▶ _WORK TO BE COMPLETED_
Give the entries again exactly, every one of them.

(Items listed in a dataset)
_ _ _ _ _ _ _

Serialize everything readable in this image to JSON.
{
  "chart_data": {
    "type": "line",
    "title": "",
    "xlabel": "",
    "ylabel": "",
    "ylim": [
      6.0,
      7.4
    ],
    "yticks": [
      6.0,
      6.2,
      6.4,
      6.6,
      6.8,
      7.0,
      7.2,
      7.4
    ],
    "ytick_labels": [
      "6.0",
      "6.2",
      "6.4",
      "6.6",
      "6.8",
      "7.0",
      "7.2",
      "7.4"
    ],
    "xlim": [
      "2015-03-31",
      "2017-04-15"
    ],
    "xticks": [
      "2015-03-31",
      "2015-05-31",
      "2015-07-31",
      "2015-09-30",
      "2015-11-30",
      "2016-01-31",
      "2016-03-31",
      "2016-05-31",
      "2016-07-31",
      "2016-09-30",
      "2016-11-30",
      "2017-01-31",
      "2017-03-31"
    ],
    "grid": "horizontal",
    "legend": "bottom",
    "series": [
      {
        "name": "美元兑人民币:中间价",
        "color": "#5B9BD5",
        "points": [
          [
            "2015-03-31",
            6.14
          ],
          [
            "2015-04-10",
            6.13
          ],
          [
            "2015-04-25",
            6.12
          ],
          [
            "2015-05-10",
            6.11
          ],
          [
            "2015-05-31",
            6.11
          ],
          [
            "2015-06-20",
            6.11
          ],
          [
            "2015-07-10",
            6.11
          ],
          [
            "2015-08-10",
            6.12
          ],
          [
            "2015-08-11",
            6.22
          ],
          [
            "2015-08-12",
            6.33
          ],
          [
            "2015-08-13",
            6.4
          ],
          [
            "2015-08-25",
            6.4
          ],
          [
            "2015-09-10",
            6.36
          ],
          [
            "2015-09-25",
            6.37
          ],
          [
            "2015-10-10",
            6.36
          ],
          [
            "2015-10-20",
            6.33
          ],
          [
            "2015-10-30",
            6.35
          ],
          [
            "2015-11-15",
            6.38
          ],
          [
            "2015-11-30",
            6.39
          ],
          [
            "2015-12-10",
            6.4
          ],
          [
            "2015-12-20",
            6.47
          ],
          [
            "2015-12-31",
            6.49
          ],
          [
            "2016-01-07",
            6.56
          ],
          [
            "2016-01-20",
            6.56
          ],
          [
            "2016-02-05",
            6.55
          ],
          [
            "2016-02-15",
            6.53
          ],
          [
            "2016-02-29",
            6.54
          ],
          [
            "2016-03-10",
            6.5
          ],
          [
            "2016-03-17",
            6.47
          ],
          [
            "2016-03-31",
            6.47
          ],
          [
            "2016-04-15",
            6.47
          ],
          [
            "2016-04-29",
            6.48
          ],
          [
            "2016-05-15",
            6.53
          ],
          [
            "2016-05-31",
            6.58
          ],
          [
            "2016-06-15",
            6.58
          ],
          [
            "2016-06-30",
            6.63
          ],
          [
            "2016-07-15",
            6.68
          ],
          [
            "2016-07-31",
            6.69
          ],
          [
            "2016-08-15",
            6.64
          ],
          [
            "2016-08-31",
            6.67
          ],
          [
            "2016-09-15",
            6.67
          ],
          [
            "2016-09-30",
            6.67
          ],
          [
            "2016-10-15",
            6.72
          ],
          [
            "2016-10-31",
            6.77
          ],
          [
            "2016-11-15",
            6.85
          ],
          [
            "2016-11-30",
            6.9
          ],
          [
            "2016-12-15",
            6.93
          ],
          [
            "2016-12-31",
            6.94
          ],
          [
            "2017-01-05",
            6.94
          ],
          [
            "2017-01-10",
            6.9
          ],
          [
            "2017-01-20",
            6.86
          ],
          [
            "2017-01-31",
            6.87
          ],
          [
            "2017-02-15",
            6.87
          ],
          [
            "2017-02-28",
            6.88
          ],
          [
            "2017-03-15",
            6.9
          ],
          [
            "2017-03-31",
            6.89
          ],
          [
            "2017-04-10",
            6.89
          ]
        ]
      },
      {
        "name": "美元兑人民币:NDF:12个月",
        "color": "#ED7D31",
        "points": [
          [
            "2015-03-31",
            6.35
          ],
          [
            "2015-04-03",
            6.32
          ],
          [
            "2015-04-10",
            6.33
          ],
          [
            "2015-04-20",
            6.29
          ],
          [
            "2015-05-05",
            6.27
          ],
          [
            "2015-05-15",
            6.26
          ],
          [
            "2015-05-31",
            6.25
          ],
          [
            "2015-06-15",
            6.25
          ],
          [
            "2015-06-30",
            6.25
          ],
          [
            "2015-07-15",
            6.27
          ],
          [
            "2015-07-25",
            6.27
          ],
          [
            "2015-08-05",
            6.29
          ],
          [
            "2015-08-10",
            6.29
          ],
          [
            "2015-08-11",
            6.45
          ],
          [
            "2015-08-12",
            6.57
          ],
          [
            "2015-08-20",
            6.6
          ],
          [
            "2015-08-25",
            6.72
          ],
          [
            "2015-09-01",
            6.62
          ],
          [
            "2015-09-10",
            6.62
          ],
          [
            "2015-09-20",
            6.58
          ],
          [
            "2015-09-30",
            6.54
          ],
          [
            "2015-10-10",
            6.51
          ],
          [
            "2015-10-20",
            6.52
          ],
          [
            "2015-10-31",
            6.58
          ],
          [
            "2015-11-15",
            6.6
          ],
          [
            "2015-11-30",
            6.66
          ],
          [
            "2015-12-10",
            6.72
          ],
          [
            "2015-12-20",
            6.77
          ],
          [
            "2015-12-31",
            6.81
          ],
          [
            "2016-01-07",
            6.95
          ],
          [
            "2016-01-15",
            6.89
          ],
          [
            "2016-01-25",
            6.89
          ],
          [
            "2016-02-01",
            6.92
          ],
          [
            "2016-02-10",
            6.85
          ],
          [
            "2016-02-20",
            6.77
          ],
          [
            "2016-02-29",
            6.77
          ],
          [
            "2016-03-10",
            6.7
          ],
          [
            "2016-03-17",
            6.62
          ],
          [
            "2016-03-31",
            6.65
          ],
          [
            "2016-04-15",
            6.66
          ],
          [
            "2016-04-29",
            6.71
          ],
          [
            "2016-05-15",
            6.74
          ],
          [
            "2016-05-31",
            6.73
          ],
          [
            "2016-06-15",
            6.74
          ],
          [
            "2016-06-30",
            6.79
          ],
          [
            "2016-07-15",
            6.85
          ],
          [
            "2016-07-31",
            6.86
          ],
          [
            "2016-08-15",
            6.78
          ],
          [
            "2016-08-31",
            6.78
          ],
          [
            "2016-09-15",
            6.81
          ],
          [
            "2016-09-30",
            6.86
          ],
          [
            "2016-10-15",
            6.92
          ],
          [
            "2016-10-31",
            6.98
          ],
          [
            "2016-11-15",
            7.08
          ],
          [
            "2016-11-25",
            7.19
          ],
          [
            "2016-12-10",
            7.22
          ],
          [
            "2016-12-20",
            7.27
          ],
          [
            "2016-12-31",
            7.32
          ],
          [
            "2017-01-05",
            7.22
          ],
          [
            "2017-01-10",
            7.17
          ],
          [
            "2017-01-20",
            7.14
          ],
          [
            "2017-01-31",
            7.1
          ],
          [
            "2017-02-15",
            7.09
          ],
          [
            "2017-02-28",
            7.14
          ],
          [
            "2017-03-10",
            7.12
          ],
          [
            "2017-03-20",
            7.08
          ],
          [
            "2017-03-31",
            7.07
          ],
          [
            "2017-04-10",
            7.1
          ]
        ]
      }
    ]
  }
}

_ _ _ _ _ _ _

▶ _SOLUTION FOR THIS TASK_
Serialize everything readable in this image to JSON.
{
  "chart_data": {
    "type": "line",
    "title": "",
    "xlabel": "",
    "ylabel": "",
    "ylim": [
      6.0,
      7.4
    ],
    "yticks": [
      6.0,
      6.2,
      6.4,
      6.6,
      6.8,
      7.0,
      7.2,
      7.4
    ],
    "ytick_labels": [
      "6.0",
      "6.2",
      "6.4",
      "6.6",
      "6.8",
      "7.0",
      "7.2",
      "7.4"
    ],
    "xlim": [
      "2015-03-31",
      "2017-04-15"
    ],
    "xticks": [
      "2015-03-31",
      "2015-05-31",
      "2015-07-31",
      "2015-09-30",
      "2015-11-30",
      "2016-01-31",
      "2016-03-31",
      "2016-05-31",
      "2016-07-31",
      "2016-09-30",
      "2016-11-30",
      "2017-01-31",
      "2017-03-31"
    ],
    "grid": "horizontal",
    "legend": "bottom",
    "series": [
      {
        "name": "美元兑人民币:中间价",
        "color": "#5B9BD5",
        "points": [
          [
            "2015-03-31",
            6.14
          ],
          [
            "2015-04-10",
            6.13
          ],
          [
            "2015-04-25",
            6.12
          ],
          [
            "2015-05-10",
            6.11
          ],
          [
            "2015-05-31",
            6.11
          ],
          [
            "2015-06-20",
            6.11
          ],
          [
            "2015-07-10",
            6.11
          ],
          [
            "2015-08-10",
            6.12
          ],
          [
            "2015-08-11",
            6.22
          ],
          [
            "2015-08-12",
            6.33
          ],
          [
            "2015-08-13",
            6.4
          ],
          [
            "2015-08-25",
            6.4
          ],
          [
            "2015-09-10",
            6.36
          ],
          [
            "2015-09-25",
            6.37
          ],
          [
            "2015-10-10",
            6.36
          ],
          [
            "2015-10-20",
            6.33
          ],
          [
            "2015-10-30",
            6.35
          ],
          [
            "2015-11-15",
            6.38
          ],
          [
            "2015-11-30",
            6.39
          ],
          [
            "2015-12-10",
            6.4
          ],
          [
            "2015-12-20",
            6.47
          ],
          [
            "2015-12-31",
            6.49
          ],
          [
            "2016-01-07",
            6.56
          ],
          [
            "2016-01-20",
            6.56
          ],
          [
            "2016-02-05",
            6.55
          ],
          [
            "2016-02-15",
            6.53
          ],
          [
            "2016-02-29",
            6.54
          ],
          [
            "2016-03-10",
            6.5
          ],
          [
            "2016-03-17",
            6.47
          ],
          [
            "2016-03-31",
            6.47
          ],
          [
            "2016-04-15",
            6.47
          ],
          [
            "2016-04-29",
            6.48
          ],
          [
            "2016-05-15",
            6.53
          ],
          [
            "2016-05-31",
            6.58
          ],
          [
            "2016-06-15",
            6.58
          ],
          [
            "2016-06-30",
            6.63
          ],
          [
            "2016-07-15",
            6.68
          ],
          [
            "2016-07-31",
            6.69
          ],
          [
            "2016-08-15",
            6.64
          ],
          [
            "2016-08-31",
            6.67
          ],
          [
            "2016-09-15",
            6.67
          ],
          [
            "2016-09-30",
            6.67
          ],
          [
            "2016-10-15",
            6.72
          ],
          [
            "2016-10-31",
            6.77
          ],
          [
            "2016-11-15",
            6.85
          ],
          [
            "2016-11-30",
            6.9
          ],
          [
            "2016-12-15",
            6.93
          ],
          [
            "2016-12-31",
            6.94
          ],
          [
            "2017-01-05",
            6.94
          ],
          [
            "2017-01-10",
            6.9
          ],
          [
            "2017-01-20",
            6.86
          ],
          [
            "2017-01-31",
            6.87
          ],
          [
            "2017-02-15",
            6.87
          ],
          [
            "2017-02-28",
            6.88
          ],
          [
            "2017-03-15",
            6.9
          ],
          [
            "2017-03-31",
            6.89
          ],
          [
            "2017-04-10",
            6.89
          ]
        ]
      },
      {
        "name": "美元兑人民币:NDF:12个月",
        "color": "#ED7D31",
        "points": [
          [
            "2015-03-31",
            6.35
          ],
          [
            "2015-04-03",
            6.32
          ],
          [
            "2015-04-10",
            6.33
          ],
          [
            "2015-04-20",
            6.29
          ],
          [
            "2015-05-05",
            6.27
          ],
          [
            "2015-05-15",
            6.26
          ],
          [
            "2015-05-31",
            6.25
          ],
          [
            "2015-06-15",
            6.25
          ],
          [
            "2015-06-30",
            6.25
          ],
          [
            "2015-07-15",
            6.27
          ],
          [
            "2015-07-25",
            6.27
          ],
          [
            "2015-08-05",
            6.29
          ],
          [
            "2015-08-10",
            6.29
          ],
          [
            "2015-08-11",
            6.45
          ],
          [
            "2015-08-12",
            6.57
          ],
          [
            "2015-08-20",
            6.6
          ],
          [
            "2015-08-25",
            6.72
          ],
          [
            "2015-09-01",
            6.62
          ],
          [
            "2015-09-10",
            6.62
          ],
          [
            "2015-09-20",
            6.58
          ],
          [
            "2015-09-30",
            6.54
          ],
          [
            "2015-10-10",
            6.51
          ],
          [
            "2015-10-20",
            6.52
          ],
          [
            "2015-10-31",
            6.58
          ],
          [
            "2015-11-15",
            6.6
          ],
          [
            "2015-11-30",
            6.66
          ],
          [
            "2015-12-10",
            6.72
          ],
          [
            "2015-12-20",
            6.77
          ],
          [
            "2015-12-31",
            6.81
          ],
          [
            "2016-01-07",
            6.95
          ],
          [
            "2016-01-15",
            6.89
          ],
          [
            "2016-01-25",
            6.89
          ],
          [
            "2016-02-01",
            6.92
          ],
          [
            "2016-02-10",
            6.85
          ],
          [
            "2016-02-20",
            6.77
          ],
          [
            "2016-02-29",
            6.77
          ],
          [
            "2016-03-10",
            6.7
          ],
          [
            "2016-03-17",
            6.62
          ],
          [
            "2016-03-31",
            6.65
          ],
          [
            "2016-04-15",
            6.66
          ],
          [
            "2016-04-29",
            6.71
          ],
          [
            "2016-05-15",
            6.74
          ],
          [
            "2016-05-31",
            6.73
          ],
          [
            "2016-06-15",
            6.74
          ],
          [
            "2016-06-30",
            6.79
          ],
          [
            "2016-07-15",
            6.85
          ],
          [
            "2016-07-31",
            6.86
          ],
          [
            "2016-08-15",
            6.78
          ],
          [
            "2016-08-31",
            6.78
          ],
          [
            "2016-09-15",
            6.81
          ],
          [
            "2016-09-30",
            6.86
          ],
          [
            "2016-10-15",
            6.92
          ],
          [
            "2016-10-31",
            6.98
          ],
          [
            "2016-11-15",
            7.08
          ],
          [
            "2016-11-25",
            7.19
          ],
          [
            "2016-12-10",
            7.22
          ],
          [
            "2016-12-20",
            7.27
          ],
          [
            "2016-12-31",
            7.32
          ],
          [
            "2017-01-05",
            7.22
          ],
          [
            "2017-01-10",
            7.17
          ],
          [
            "2017-01-20",
            7.14
          ],
          [
            "2017-01-31",
            7.1
          ],
          [
            "2017-02-15",
            7.09
          ],
          [
            "2017-02-28",
            7.14
          ],
          [
            "2017-03-10",
            7.12
          ],
          [
            "2017-03-20",
            7.08
          ],
          [
            "2017-03-31",
            7.07
          ],
          [
            "2017-04-10",
            7.1
          ]
        ]
      }
    ]
  }
}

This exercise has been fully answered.